Required work -> Your task is to copy the material exactly.

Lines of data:
*-*-*

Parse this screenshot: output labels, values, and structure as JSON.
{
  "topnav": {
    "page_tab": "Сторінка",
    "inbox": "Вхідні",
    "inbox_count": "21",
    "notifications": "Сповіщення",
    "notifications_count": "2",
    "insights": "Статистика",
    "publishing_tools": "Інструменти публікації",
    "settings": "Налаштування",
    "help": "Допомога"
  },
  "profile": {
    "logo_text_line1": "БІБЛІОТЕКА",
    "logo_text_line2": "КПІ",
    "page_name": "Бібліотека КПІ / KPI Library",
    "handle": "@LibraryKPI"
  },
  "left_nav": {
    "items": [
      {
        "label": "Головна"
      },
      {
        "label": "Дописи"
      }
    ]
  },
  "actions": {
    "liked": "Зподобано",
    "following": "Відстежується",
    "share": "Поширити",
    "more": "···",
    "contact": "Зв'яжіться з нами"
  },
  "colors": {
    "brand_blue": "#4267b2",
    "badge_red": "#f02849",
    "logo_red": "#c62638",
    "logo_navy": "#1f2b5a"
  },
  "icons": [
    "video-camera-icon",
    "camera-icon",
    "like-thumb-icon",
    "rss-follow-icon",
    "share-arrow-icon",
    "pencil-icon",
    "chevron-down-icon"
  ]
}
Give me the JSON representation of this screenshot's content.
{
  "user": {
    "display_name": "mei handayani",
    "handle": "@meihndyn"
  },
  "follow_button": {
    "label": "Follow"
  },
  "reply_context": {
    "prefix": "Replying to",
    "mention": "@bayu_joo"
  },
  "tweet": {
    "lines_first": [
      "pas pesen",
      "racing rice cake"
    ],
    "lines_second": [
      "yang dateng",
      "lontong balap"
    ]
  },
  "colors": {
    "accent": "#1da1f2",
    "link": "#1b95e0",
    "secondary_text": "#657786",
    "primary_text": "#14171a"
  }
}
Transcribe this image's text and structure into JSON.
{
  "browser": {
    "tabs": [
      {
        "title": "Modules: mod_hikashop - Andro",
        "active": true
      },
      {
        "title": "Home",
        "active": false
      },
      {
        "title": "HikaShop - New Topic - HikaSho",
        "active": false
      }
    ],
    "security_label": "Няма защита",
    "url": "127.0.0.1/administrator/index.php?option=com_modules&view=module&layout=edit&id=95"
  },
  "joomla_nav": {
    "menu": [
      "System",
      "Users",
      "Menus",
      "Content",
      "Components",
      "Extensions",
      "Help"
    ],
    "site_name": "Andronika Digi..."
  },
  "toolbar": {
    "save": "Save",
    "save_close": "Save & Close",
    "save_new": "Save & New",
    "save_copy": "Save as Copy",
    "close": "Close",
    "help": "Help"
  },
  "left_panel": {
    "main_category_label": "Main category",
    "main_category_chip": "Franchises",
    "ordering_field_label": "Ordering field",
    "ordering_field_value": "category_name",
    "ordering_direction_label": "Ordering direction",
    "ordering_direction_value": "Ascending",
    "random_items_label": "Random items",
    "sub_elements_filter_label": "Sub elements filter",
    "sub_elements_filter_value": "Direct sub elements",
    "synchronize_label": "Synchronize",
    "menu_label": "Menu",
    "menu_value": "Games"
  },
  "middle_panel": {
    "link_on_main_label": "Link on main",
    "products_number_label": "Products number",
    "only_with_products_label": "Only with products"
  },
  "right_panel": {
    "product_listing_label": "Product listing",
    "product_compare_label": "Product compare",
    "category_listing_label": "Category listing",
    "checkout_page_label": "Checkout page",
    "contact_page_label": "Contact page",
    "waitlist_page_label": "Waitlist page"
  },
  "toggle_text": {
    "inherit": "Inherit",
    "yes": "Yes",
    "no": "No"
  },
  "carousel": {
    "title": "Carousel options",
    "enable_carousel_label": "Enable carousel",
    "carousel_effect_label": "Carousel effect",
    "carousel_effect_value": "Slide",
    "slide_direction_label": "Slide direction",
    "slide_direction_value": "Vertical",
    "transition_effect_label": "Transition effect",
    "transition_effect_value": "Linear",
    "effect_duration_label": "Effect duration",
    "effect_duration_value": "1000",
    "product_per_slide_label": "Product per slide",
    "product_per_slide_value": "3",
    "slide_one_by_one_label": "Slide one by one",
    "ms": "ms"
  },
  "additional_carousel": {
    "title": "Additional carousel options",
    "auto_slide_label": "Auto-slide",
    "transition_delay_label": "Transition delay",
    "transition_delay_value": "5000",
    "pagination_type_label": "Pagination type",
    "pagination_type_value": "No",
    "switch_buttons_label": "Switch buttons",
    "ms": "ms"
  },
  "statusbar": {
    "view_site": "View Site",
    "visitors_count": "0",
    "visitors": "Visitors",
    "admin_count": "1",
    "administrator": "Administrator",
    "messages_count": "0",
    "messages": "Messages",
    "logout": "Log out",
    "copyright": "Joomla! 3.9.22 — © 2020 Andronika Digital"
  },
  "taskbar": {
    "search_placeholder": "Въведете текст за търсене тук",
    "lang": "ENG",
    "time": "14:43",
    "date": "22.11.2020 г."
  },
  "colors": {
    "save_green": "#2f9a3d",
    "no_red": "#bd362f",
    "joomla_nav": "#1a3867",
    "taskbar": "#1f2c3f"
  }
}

*-*-*

Response to this exercise ->
Parse this screenshot: output labels, values, and structure as JSON.
{
  "topnav": {
    "page_tab": "Сторінка",
    "inbox": "Вхідні",
    "inbox_count": "21",
    "notifications": "Сповіщення",
    "notifications_count": "2",
    "insights": "Статистика",
    "publishing_tools": "Інструменти публікації",
    "settings": "Налаштування",
    "help": "Допомога"
  },
  "profile": {
    "logo_text_line1": "БІБЛІОТЕКА",
    "logo_text_line2": "КПІ",
    "page_name": "Бібліотека КПІ / KPI Library",
    "handle": "@LibraryKPI"
  },
  "left_nav": {
    "items": [
      {
        "label": "Головна"
      },
      {
        "label": "Дописи"
      }
    ]
  },
  "actions": {
    "liked": "Зподобано",
    "following": "Відстежується",
    "share": "Поширити",
    "more": "···",
    "contact": "Зв'яжіться з нами"
  },
  "colors": {
    "brand_blue": "#4267b2",
    "badge_red": "#f02849",
    "logo_red": "#c62638",
    "logo_navy": "#1f2b5a"
  },
  "icons": [
    "video-camera-icon",
    "camera-icon",
    "like-thumb-icon",
    "rss-follow-icon",
    "share-arrow-icon",
    "pencil-icon",
    "chevron-down-icon"
  ]
}
Give me the JSON representation of this screenshot's content.
{
  "user": {
    "display_name": "mei handayani",
    "handle": "@meihndyn"
  },
  "follow_button": {
    "label": "Follow"
  },
  "reply_context": {
    "prefix": "Replying to",
    "mention": "@bayu_joo"
  },
  "tweet": {
    "lines_first": [
      "pas pesen",
      "racing rice cake"
    ],
    "lines_second": [
      "yang dateng",
      "lontong balap"
    ]
  },
  "colors": {
    "accent": "#1da1f2",
    "link": "#1b95e0",
    "secondary_text": "#657786",
    "primary_text": "#14171a"
  }
}
Transcribe this image's text and structure into JSON.
{
  "browser": {
    "tabs": [
      {
        "title": "Modules: mod_hikashop - Andro",
        "active": true
      },
      {
        "title": "Home",
        "active": false
      },
      {
        "title": "HikaShop - New Topic - HikaSho",
        "active": false
      }
    ],
    "security_label": "Няма защита",
    "url": "127.0.0.1/administrator/index.php?option=com_modules&view=module&layout=edit&id=95"
  },
  "joomla_nav": {
    "menu": [
      "System",
      "Users",
      "Menus",
      "Content",
      "Components",
      "Extensions",
      "Help"
    ],
    "site_name": "Andronika Digi..."
  },
  "toolbar": {
    "save": "Save",
    "save_close": "Save & Close",
    "save_new": "Save & New",
    "save_copy": "Save as Copy",
    "close": "Close",
    "help": "Help"
  },
  "left_panel": {
    "main_category_label": "Main category",
    "main_category_chip": "Franchises",
    "ordering_field_label": "Ordering field",
    "ordering_field_value": "category_name",
    "ordering_direction_label": "Ordering direction",
    "ordering_direction_value": "Ascending",
    "random_items_label": "Random items",
    "sub_elements_filter_label": "Sub elements filter",
    "sub_elements_filter_value": "Direct sub elements",
    "synchronize_label": "Synchronize",
    "menu_label": "Menu",
    "menu_value": "Games"
  },
  "middle_panel": {
    "link_on_main_label": "Link on main",
    "products_number_label": "Products number",
    "only_with_products_label": "Only with products"
  },
  "right_panel": {
    "product_listing_label": "Product listing",
    "product_compare_label": "Product compare",
    "category_listing_label": "Category listing",
    "checkout_page_label": "Checkout page",
    "contact_page_label": "Contact page",
    "waitlist_page_label": "Waitlist page"
  },
  "toggle_text": {
    "inherit": "Inherit",
    "yes": "Yes",
    "no": "No"
  },
  "carousel": {
    "title": "Carousel options",
    "enable_carousel_label": "Enable carousel",
    "carousel_effect_label": "Carousel effect",
    "carousel_effect_value": "Slide",
    "slide_direction_label": "Slide direction",
    "slide_direction_value": "Vertical",
    "transition_effect_label": "Transition effect",
    "transition_effect_value": "Linear",
    "effect_duration_label": "Effect duration",
    "effect_duration_value": "1000",
    "product_per_slide_label": "Product per slide",
    "product_per_slide_value": "3",
    "slide_one_by_one_label": "Slide one by one",
    "ms": "ms"
  },
  "additional_carousel": {
    "title": "Additional carousel options",
    "auto_slide_label": "Auto-slide",
    "transition_delay_label": "Transition delay",
    "transition_delay_value": "5000",
    "pagination_type_label": "Pagination type",
    "pagination_type_value": "No",
    "switch_buttons_label": "Switch buttons",
    "ms": "ms"
  },
  "statusbar": {
    "view_site": "View Site",
    "visitors_count": "0",
    "visitors": "Visitors",
    "admin_count": "1",
    "administrator": "Administrator",
    "messages_count": "0",
    "messages": "Messages",
    "logout": "Log out",
    "copyright": "Joomla! 3.9.22 — © 2020 Andronika Digital"
  },
  "taskbar": {
    "search_placeholder": "Въведете текст за търсене тук",
    "lang": "ENG",
    "time": "14:43",
    "date": "22.11.2020 г."
  },
  "colors": {
    "save_green": "#2f9a3d",
    "no_red": "#bd362f",
    "joomla_nav": "#1a3867",
    "taskbar": "#1f2c3f"
  }
}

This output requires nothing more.